Only the lines holding the string "screenshot" are needed. Copy each one.

#### MATERIALS PROVIDED ####

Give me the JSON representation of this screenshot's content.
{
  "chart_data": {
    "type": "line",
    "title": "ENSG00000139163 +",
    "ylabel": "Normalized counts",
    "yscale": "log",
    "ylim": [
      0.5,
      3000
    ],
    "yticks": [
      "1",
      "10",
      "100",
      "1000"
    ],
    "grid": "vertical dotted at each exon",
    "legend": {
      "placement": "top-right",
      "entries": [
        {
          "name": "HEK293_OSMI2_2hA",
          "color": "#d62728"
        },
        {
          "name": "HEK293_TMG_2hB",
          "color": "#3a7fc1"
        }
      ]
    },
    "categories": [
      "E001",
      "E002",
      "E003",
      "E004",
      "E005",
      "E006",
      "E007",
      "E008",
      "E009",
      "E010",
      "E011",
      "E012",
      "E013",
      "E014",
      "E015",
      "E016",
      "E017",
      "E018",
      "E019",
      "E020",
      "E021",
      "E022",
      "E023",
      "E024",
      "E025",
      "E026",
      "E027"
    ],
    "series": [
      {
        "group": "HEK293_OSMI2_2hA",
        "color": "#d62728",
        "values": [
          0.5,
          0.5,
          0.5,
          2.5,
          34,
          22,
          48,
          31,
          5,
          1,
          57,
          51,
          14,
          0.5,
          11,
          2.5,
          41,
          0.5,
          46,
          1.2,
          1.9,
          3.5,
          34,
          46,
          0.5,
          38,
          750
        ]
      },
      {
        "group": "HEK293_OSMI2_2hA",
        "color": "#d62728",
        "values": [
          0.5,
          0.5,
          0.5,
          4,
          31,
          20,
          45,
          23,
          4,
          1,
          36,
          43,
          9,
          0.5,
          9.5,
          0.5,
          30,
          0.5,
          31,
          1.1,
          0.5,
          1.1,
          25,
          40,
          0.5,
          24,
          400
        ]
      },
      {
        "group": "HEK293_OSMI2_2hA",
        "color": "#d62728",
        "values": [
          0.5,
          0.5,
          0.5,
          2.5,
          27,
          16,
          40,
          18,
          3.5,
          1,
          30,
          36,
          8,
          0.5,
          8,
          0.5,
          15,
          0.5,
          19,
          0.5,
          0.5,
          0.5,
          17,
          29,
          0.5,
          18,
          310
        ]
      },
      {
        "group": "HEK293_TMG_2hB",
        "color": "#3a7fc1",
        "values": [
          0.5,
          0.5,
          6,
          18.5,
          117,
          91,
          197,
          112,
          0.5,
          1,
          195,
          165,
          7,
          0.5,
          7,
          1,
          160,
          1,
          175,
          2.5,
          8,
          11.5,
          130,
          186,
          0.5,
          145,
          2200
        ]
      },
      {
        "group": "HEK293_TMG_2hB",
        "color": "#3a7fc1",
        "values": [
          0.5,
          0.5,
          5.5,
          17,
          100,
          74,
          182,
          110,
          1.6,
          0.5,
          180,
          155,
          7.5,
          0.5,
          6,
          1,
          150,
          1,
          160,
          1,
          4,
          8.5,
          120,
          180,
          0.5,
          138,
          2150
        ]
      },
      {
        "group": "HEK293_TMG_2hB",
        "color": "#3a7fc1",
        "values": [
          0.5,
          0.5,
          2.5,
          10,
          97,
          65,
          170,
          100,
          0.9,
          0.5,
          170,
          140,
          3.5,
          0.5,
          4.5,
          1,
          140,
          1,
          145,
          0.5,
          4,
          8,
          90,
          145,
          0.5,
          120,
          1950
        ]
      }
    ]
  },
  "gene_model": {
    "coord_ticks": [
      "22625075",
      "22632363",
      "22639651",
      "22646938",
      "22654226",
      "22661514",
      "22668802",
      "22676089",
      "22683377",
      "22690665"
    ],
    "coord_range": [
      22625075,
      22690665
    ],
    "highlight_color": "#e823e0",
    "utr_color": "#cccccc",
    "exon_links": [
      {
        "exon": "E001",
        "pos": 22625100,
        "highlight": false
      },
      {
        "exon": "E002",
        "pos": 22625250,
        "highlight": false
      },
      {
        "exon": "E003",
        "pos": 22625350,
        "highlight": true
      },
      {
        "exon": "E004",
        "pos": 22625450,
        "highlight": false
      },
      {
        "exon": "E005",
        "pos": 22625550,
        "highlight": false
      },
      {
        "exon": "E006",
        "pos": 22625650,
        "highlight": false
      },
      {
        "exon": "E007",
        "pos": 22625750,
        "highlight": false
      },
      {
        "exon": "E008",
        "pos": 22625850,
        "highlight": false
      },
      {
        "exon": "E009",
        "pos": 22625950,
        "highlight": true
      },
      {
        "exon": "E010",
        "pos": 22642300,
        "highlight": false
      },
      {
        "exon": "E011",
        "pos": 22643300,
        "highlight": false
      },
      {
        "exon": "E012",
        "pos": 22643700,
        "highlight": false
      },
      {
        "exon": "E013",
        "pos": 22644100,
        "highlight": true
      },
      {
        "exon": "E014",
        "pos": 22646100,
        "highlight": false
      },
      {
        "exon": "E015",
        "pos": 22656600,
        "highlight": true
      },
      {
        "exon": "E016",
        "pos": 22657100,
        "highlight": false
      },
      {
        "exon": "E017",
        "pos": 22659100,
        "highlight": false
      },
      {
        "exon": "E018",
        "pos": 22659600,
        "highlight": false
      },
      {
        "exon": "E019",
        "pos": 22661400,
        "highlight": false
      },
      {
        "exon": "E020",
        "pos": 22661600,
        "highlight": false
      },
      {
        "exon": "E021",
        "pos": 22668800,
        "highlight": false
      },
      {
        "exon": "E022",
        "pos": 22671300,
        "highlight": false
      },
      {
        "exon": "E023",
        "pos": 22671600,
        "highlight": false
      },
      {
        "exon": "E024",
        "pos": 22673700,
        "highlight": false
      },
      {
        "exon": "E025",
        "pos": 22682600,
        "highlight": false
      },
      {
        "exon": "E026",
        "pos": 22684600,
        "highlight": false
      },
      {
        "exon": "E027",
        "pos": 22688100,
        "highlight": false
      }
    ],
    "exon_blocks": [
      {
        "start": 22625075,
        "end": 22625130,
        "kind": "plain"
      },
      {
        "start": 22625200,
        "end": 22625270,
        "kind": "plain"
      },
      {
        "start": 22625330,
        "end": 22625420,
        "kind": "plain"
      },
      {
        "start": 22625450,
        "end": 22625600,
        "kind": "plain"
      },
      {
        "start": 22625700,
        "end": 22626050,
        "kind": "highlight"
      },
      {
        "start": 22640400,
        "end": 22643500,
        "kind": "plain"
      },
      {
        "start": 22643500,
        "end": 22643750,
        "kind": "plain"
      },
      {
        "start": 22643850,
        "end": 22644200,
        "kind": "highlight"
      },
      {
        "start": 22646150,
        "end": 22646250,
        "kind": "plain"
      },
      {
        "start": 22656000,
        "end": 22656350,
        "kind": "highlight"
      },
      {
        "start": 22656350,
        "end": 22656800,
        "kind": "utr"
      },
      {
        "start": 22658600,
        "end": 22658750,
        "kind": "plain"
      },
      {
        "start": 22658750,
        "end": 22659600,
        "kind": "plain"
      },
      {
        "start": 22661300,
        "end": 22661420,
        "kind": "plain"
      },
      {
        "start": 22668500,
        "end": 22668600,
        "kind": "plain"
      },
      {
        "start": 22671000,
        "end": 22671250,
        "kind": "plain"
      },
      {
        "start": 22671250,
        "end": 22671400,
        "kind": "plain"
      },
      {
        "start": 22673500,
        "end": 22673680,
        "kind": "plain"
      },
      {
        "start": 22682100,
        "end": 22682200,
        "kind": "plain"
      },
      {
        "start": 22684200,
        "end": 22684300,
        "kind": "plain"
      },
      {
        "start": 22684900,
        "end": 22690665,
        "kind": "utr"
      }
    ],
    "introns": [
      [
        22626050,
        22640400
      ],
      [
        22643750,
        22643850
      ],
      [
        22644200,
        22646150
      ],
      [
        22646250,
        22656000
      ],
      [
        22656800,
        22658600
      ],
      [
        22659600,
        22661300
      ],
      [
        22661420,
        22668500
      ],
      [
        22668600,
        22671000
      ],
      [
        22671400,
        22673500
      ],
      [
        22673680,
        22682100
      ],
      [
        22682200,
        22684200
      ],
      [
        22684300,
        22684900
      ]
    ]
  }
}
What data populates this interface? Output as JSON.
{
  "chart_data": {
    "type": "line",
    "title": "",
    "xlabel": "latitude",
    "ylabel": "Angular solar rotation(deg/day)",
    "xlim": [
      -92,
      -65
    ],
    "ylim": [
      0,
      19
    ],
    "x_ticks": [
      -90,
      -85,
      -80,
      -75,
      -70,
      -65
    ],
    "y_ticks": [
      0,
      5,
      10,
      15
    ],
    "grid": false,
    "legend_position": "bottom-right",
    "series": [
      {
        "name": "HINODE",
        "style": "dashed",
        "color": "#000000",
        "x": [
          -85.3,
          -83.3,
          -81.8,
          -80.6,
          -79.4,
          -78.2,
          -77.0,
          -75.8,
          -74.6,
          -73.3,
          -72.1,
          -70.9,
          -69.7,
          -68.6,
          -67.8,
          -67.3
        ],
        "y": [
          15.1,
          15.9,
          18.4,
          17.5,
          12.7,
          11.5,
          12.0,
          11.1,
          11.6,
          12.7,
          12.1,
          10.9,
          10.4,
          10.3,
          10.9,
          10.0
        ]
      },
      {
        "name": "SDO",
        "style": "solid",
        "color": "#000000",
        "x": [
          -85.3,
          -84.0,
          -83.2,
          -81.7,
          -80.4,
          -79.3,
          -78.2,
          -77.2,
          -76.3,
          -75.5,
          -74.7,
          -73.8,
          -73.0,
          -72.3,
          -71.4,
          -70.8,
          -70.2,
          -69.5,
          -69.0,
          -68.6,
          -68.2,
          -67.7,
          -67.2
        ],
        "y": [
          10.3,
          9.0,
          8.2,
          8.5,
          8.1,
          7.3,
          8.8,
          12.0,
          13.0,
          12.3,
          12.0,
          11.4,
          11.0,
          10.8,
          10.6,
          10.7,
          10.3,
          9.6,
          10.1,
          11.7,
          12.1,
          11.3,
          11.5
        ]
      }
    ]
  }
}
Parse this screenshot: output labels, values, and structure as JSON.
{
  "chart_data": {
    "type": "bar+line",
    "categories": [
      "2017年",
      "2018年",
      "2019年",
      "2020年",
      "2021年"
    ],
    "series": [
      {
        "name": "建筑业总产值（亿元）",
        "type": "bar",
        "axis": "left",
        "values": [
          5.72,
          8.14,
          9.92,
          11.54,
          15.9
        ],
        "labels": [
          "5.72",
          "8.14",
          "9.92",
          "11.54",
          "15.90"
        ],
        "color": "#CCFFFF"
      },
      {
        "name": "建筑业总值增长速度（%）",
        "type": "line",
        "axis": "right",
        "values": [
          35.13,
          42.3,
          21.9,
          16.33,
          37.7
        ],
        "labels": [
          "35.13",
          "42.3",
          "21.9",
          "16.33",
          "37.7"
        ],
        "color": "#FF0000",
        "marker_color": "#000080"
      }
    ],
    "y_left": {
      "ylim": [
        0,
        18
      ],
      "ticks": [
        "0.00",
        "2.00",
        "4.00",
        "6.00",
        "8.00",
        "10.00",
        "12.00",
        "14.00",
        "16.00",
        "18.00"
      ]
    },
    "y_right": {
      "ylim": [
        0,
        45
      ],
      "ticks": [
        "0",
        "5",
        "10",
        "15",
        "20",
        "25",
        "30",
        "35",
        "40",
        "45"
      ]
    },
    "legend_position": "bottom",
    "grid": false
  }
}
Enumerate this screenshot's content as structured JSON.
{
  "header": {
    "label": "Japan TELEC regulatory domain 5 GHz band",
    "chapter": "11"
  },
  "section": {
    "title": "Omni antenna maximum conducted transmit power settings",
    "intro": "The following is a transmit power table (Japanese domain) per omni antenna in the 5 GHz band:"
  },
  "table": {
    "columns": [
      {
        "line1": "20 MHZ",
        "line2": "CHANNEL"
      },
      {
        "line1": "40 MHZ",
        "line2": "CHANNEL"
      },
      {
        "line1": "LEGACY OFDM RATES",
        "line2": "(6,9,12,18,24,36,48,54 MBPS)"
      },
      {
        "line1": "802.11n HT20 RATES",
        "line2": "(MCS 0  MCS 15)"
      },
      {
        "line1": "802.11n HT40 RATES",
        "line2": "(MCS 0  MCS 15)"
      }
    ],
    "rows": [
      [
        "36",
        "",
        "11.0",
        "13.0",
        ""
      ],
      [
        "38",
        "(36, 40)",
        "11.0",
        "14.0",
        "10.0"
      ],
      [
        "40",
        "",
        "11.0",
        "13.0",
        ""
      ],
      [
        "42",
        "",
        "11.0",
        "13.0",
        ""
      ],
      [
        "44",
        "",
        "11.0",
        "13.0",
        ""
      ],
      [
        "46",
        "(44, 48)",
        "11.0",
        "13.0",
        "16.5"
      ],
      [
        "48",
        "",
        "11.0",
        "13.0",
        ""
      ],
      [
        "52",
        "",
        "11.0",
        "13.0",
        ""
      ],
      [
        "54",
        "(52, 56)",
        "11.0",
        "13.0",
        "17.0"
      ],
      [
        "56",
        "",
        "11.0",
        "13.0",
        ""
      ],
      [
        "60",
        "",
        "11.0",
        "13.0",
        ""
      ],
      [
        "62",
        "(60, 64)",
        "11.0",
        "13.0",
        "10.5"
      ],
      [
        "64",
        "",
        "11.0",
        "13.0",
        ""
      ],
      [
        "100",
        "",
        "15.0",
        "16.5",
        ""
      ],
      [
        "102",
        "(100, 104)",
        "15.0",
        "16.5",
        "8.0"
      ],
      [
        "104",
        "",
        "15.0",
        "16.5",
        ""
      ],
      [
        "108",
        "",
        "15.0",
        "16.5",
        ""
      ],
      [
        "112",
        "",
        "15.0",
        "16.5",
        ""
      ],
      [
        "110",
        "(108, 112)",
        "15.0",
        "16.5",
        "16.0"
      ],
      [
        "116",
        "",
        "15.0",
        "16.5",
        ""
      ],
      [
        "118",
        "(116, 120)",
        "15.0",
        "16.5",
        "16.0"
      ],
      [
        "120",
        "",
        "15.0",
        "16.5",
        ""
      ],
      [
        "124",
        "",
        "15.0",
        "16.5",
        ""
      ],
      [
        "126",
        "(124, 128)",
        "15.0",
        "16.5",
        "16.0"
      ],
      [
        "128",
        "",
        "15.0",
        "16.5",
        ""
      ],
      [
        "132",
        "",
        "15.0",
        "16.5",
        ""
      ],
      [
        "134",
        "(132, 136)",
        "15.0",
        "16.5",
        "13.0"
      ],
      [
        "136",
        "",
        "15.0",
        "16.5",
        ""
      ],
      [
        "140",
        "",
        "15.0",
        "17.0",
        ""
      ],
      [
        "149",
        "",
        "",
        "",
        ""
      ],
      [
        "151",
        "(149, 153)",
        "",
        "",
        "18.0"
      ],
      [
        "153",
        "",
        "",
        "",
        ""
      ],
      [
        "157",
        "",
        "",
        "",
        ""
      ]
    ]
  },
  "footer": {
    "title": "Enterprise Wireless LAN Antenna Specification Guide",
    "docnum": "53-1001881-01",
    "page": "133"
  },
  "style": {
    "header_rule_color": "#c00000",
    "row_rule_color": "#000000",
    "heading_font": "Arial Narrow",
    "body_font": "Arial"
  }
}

####

§ OUTPUT OF THE TASK
Give me the JSON representation of this screenshot's content.
Parse this screenshot: output labels, values, and structure as JSON.
Enumerate this screenshot's content as structured JSON.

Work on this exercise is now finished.